§ What to produce
Copy out all lines with the word "Date" in them.

==== Rows ====

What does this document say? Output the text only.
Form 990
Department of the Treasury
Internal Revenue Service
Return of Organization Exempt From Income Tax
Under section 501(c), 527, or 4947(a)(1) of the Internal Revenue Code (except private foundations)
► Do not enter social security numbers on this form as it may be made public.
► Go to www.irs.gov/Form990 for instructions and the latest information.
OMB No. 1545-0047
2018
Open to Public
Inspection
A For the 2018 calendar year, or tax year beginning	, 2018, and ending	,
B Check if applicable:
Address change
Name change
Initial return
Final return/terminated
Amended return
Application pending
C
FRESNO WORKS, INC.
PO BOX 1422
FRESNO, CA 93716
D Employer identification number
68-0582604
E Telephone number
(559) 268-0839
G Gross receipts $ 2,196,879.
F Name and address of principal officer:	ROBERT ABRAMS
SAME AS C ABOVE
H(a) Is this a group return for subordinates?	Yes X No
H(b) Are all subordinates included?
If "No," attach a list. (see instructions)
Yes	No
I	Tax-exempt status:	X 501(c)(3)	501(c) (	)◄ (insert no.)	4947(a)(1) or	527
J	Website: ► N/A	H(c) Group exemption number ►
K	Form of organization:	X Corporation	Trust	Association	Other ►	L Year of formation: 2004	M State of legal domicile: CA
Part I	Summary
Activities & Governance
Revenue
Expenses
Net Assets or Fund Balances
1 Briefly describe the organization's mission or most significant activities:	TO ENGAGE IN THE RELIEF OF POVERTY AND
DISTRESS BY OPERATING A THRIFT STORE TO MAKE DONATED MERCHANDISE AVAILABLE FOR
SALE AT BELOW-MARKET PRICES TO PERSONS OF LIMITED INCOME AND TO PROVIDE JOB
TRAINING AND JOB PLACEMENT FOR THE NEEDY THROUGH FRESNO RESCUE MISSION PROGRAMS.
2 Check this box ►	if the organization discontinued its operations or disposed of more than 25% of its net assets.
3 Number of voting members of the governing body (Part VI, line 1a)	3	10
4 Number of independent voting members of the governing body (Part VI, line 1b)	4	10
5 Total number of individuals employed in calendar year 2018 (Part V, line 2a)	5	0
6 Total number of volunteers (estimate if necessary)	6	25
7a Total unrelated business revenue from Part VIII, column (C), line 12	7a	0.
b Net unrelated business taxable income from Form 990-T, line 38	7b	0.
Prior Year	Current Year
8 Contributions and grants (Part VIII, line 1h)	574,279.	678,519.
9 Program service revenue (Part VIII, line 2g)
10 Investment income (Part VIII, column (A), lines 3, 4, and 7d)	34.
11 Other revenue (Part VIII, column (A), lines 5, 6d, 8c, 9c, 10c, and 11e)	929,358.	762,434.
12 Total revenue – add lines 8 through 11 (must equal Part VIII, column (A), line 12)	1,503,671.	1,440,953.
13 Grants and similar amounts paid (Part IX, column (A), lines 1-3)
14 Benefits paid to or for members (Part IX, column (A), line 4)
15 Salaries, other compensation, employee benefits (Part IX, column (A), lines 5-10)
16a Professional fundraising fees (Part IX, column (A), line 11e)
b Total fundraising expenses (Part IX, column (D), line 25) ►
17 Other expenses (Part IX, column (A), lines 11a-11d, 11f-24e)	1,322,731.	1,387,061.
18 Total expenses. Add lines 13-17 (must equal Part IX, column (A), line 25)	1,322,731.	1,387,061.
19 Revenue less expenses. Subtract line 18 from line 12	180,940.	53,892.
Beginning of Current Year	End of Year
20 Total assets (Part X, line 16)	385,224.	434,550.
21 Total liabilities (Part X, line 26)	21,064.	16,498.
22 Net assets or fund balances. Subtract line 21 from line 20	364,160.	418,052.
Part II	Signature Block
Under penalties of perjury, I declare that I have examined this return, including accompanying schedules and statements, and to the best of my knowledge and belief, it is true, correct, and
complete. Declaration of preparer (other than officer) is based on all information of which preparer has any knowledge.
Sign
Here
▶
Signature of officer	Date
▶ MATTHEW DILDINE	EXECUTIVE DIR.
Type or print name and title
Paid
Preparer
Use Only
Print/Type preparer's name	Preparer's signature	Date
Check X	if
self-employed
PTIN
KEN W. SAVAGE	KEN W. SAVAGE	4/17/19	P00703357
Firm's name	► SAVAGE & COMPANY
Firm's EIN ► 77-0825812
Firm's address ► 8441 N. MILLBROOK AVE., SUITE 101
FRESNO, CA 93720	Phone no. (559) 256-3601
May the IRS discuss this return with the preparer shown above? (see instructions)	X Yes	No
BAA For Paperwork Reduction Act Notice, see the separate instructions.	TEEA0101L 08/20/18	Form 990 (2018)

====

§ Solution to this task
Signature of officer	Date
Print/Type preparer's name	Preparer's signature	Date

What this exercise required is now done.